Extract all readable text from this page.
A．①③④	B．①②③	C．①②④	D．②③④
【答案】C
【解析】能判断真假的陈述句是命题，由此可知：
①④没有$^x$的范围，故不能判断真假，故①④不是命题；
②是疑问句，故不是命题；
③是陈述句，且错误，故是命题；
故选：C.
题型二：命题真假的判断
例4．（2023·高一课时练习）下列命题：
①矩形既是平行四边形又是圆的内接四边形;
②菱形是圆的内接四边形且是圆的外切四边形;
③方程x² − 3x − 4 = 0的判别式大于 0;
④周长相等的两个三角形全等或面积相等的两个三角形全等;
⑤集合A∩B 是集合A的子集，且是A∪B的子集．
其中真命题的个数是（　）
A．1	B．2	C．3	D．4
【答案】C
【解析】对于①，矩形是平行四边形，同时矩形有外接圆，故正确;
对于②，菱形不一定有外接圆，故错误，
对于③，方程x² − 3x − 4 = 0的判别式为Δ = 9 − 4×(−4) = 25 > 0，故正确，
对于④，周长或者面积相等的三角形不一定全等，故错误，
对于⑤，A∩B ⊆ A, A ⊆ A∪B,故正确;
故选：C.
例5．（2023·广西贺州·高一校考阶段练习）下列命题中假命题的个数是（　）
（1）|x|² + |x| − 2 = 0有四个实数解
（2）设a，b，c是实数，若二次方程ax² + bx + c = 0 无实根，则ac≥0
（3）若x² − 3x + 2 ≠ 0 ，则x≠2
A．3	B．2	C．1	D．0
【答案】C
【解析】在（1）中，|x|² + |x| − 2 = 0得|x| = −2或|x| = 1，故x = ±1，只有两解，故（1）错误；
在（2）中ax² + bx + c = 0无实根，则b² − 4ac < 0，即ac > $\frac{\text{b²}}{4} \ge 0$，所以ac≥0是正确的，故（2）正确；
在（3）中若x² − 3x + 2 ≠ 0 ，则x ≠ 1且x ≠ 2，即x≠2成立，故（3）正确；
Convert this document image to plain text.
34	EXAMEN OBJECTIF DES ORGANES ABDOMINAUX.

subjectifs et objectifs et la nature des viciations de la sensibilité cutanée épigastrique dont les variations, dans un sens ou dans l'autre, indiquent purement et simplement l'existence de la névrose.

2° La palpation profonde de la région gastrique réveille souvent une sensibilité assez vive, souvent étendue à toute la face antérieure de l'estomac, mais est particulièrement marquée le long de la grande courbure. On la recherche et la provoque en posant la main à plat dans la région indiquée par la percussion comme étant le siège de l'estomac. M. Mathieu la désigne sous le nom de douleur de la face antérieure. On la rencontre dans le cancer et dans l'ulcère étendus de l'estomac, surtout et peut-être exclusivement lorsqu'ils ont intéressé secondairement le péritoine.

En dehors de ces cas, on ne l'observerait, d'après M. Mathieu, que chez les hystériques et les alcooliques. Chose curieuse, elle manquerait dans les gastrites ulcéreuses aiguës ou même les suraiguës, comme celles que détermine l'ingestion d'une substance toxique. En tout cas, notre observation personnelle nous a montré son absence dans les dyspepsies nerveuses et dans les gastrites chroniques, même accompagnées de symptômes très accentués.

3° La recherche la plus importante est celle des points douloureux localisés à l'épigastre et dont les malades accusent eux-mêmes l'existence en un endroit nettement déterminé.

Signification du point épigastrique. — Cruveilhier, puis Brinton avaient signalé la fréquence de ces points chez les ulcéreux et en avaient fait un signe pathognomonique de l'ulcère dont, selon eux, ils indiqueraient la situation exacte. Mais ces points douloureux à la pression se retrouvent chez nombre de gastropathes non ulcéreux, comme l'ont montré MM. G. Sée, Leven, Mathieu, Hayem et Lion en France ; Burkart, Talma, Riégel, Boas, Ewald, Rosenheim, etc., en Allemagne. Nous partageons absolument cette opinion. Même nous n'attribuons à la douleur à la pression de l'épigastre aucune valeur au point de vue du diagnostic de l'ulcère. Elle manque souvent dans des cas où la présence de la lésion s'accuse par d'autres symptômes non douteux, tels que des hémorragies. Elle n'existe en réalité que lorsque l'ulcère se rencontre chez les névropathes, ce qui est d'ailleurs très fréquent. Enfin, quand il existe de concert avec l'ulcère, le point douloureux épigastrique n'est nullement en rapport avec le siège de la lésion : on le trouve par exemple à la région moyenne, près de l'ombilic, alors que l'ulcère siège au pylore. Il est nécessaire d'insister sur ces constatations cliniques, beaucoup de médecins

YOUR OBJECTIVE —
Copy whichever lines in the listing above contain the word "text".

RESPONSE TO THE EXERCISE —
Extract all readable text from this page.
在（2）中ax² + bx + c = 0无实根，则b² − 4ac < 0，即ac > $\frac{\text{b²}}{4} \ge 0$，所以ac≥0是正确的，故（2）正确；
Convert this document image to plain text.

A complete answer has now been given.